• **DIRECTIONS FOR THIS TASK**:
Repeat each line exactly as it is written.

***** MATERIAL SHOWN *****

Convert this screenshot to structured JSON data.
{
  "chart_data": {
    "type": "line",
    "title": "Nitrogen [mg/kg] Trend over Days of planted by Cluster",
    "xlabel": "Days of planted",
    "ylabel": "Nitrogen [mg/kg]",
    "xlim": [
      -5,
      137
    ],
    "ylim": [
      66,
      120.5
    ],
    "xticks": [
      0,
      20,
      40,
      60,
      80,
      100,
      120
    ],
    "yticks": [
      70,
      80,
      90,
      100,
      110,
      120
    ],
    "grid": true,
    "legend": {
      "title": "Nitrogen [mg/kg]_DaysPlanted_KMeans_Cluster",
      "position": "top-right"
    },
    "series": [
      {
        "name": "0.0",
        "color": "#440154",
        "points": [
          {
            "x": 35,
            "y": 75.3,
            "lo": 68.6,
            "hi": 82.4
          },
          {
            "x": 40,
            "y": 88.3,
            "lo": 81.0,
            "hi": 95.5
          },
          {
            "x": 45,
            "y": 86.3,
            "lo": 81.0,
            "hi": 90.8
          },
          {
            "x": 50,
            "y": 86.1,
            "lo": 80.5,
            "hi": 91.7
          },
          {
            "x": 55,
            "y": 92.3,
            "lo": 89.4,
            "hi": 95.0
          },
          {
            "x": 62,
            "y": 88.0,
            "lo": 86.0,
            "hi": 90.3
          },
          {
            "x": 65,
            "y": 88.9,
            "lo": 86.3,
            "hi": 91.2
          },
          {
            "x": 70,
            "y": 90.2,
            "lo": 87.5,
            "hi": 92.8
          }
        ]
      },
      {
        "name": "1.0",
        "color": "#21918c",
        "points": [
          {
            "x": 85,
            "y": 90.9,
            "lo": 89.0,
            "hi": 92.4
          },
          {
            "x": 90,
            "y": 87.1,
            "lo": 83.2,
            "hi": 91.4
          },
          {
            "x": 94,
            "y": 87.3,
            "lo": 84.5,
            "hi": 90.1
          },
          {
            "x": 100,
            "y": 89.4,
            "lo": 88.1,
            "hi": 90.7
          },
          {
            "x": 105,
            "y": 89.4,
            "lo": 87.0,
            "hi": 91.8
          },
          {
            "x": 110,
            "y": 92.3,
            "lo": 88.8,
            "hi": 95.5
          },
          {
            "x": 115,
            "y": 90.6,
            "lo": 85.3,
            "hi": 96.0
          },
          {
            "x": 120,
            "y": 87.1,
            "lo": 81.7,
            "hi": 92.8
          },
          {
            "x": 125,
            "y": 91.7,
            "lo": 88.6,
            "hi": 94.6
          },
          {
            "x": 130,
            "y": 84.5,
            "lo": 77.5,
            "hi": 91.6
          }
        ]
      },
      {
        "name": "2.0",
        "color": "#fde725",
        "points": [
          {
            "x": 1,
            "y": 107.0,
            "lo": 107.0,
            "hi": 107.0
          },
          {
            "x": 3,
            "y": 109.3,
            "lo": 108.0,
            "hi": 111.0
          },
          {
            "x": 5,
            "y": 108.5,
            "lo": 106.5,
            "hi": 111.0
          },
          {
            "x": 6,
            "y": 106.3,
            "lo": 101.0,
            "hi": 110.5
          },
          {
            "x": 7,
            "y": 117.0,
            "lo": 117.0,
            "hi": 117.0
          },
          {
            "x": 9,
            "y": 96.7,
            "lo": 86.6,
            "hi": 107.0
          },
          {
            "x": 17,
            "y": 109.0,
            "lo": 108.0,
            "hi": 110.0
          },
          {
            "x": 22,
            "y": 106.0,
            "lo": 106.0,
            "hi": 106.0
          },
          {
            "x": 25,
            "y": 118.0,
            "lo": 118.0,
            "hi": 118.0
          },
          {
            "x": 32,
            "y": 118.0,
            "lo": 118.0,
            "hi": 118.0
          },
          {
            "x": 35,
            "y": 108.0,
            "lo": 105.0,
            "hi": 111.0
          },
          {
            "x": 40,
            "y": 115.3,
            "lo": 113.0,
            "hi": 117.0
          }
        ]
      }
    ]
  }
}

*****

• **OUTPUT OF THE EXERCISE**:
Convert this screenshot to structured JSON data.
{
  "chart_data": {
    "type": "line",
    "title": "Nitrogen [mg/kg] Trend over Days of planted by Cluster",
    "xlabel": "Days of planted",
    "ylabel": "Nitrogen [mg/kg]",
    "xlim": [
      -5,
      137
    ],
    "ylim": [
      66,
      120.5
    ],
    "xticks": [
      0,
      20,
      40,
      60,
      80,
      100,
      120
    ],
    "yticks": [
      70,
      80,
      90,
      100,
      110,
      120
    ],
    "grid": true,
    "legend": {
      "title": "Nitrogen [mg/kg]_DaysPlanted_KMeans_Cluster",
      "position": "top-right"
    },
    "series": [
      {
        "name": "0.0",
        "color": "#440154",
        "points": [
          {
            "x": 35,
            "y": 75.3,
            "lo": 68.6,
            "hi": 82.4
          },
          {
            "x": 40,
            "y": 88.3,
            "lo": 81.0,
            "hi": 95.5
          },
          {
            "x": 45,
            "y": 86.3,
            "lo": 81.0,
            "hi": 90.8
          },
          {
            "x": 50,
            "y": 86.1,
            "lo": 80.5,
            "hi": 91.7
          },
          {
            "x": 55,
            "y": 92.3,
            "lo": 89.4,
            "hi": 95.0
          },
          {
            "x": 62,
            "y": 88.0,
            "lo": 86.0,
            "hi": 90.3
          },
          {
            "x": 65,
            "y": 88.9,
            "lo": 86.3,
            "hi": 91.2
          },
          {
            "x": 70,
            "y": 90.2,
            "lo": 87.5,
            "hi": 92.8
          }
        ]
      },
      {
        "name": "1.0",
        "color": "#21918c",
        "points": [
          {
            "x": 85,
            "y": 90.9,
            "lo": 89.0,
            "hi": 92.4
          },
          {
            "x": 90,
            "y": 87.1,
            "lo": 83.2,
            "hi": 91.4
          },
          {
            "x": 94,
            "y": 87.3,
            "lo": 84.5,
            "hi": 90.1
          },
          {
            "x": 100,
            "y": 89.4,
            "lo": 88.1,
            "hi": 90.7
          },
          {
            "x": 105,
            "y": 89.4,
            "lo": 87.0,
            "hi": 91.8
          },
          {
            "x": 110,
            "y": 92.3,
            "lo": 88.8,
            "hi": 95.5
          },
          {
            "x": 115,
            "y": 90.6,
            "lo": 85.3,
            "hi": 96.0
          },
          {
            "x": 120,
            "y": 87.1,
            "lo": 81.7,
            "hi": 92.8
          },
          {
            "x": 125,
            "y": 91.7,
            "lo": 88.6,
            "hi": 94.6
          },
          {
            "x": 130,
            "y": 84.5,
            "lo": 77.5,
            "hi": 91.6
          }
        ]
      },
      {
        "name": "2.0",
        "color": "#fde725",
        "points": [
          {
            "x": 1,
            "y": 107.0,
            "lo": 107.0,
            "hi": 107.0
          },
          {
            "x": 3,
            "y": 109.3,
            "lo": 108.0,
            "hi": 111.0
          },
          {
            "x": 5,
            "y": 108.5,
            "lo": 106.5,
            "hi": 111.0
          },
          {
            "x": 6,
            "y": 106.3,
            "lo": 101.0,
            "hi": 110.5
          },
          {
            "x": 7,
            "y": 117.0,
            "lo": 117.0,
            "hi": 117.0
          },
          {
            "x": 9,
            "y": 96.7,
            "lo": 86.6,
            "hi": 107.0
          },
          {
            "x": 17,
            "y": 109.0,
            "lo": 108.0,
            "hi": 110.0
          },
          {
            "x": 22,
            "y": 106.0,
            "lo": 106.0,
            "hi": 106.0
          },
          {
            "x": 25,
            "y": 118.0,
            "lo": 118.0,
            "hi": 118.0
          },
          {
            "x": 32,
            "y": 118.0,
            "lo": 118.0,
            "hi": 118.0
          },
          {
            "x": 35,
            "y": 108.0,
            "lo": 105.0,
            "hi": 111.0
          },
          {
            "x": 40,
            "y": 115.3,
            "lo": 113.0,
            "hi": 117.0
          }
        ]
      }
    ]
  }
}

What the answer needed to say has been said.